━━ RECORDS FOR THE TASK ━━
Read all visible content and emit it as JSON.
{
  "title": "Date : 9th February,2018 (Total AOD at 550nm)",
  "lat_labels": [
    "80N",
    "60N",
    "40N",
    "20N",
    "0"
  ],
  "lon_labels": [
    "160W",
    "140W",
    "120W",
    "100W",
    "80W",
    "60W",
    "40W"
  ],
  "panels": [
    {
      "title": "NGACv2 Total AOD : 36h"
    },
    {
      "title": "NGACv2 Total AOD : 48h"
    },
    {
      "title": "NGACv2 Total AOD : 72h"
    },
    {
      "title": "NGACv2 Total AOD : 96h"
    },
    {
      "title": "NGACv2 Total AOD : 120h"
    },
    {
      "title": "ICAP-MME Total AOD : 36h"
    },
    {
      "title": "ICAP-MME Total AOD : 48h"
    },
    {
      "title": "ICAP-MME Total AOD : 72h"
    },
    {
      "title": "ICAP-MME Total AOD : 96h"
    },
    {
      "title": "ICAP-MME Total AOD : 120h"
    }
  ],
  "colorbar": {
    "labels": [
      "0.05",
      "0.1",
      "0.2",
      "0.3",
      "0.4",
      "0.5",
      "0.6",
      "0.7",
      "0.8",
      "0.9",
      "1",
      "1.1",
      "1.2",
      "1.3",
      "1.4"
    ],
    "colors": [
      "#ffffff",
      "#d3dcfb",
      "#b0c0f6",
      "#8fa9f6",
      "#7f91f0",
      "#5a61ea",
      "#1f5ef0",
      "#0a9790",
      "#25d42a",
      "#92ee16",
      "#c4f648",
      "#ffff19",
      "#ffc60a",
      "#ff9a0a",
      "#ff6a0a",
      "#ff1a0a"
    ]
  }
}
━━━
Reproduce the data, keeping every line exactly the same.

Read all visible content and emit it as JSON.
{
  "title": "Date : 9th February,2018 (Total AOD at 550nm)",
  "lat_labels": [
    "80N",
    "60N",
    "40N",
    "20N",
    "0"
  ],
  "lon_labels": [
    "160W",
    "140W",
    "120W",
    "100W",
    "80W",
    "60W",
    "40W"
  ],
  "panels": [
    {
      "title": "NGACv2 Total AOD : 36h"
    },
    {
      "title": "NGACv2 Total AOD : 48h"
    },
    {
      "title": "NGACv2 Total AOD : 72h"
    },
    {
      "title": "NGACv2 Total AOD : 96h"
    },
    {
      "title": "NGACv2 Total AOD : 120h"
    },
    {
      "title": "ICAP-MME Total AOD : 36h"
    },
    {
      "title": "ICAP-MME Total AOD : 48h"
    },
    {
      "title": "ICAP-MME Total AOD : 72h"
    },
    {
      "title": "ICAP-MME Total AOD : 96h"
    },
    {
      "title": "ICAP-MME Total AOD : 120h"
    }
  ],
  "colorbar": {
    "labels": [
      "0.05",
      "0.1",
      "0.2",
      "0.3",
      "0.4",
      "0.5",
      "0.6",
      "0.7",
      "0.8",
      "0.9",
      "1",
      "1.1",
      "1.2",
      "1.3",
      "1.4"
    ],
    "colors": [
      "#ffffff",
      "#d3dcfb",
      "#b0c0f6",
      "#8fa9f6",
      "#7f91f0",
      "#5a61ea",
      "#1f5ef0",
      "#0a9790",
      "#25d42a",
      "#92ee16",
      "#c4f648",
      "#ffff19",
      "#ffc60a",
      "#ff9a0a",
      "#ff6a0a",
      "#ff1a0a"
    ]
  }
}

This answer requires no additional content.